To do: Which lines of the records contain "this"? Collect every one of them.

(Data items)

● ● ● ●

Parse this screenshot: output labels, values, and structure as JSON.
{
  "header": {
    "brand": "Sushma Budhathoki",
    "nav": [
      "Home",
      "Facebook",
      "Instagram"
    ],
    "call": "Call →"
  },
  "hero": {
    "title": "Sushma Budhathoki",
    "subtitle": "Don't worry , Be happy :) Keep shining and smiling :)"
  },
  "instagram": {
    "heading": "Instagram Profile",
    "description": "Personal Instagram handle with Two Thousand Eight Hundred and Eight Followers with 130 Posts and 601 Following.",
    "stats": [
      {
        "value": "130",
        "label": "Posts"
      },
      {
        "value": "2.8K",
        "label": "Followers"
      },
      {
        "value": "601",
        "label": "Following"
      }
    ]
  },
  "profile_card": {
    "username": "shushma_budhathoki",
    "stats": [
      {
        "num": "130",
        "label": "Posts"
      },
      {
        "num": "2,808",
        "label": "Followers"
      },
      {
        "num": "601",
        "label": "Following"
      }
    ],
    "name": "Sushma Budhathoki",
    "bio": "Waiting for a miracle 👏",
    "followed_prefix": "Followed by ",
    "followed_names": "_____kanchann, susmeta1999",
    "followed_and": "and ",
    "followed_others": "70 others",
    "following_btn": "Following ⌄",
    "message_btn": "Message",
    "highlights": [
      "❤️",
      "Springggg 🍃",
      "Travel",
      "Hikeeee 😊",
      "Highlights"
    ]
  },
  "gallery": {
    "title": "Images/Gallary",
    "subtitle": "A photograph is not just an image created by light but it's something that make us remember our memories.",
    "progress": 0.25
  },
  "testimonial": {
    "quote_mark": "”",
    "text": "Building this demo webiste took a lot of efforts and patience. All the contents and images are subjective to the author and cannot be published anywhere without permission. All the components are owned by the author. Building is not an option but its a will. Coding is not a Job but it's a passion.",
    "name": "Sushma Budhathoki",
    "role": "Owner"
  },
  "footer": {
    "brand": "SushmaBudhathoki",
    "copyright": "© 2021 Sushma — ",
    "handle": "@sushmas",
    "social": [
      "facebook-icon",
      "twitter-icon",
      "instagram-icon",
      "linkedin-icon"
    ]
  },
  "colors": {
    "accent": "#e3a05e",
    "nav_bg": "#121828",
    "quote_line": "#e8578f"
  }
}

● ● ● ●

Answer to the task:
Parse this screenshot: output labels, values, and structure as JSON.
    "text": "Building this demo webiste took a lot of efforts and patience. All the contents and images are subjective to the author and cannot be published anywhere without permission. All the components are owned by the author. Building is not an option but its a will. Coding is not a Job but it's a passion.",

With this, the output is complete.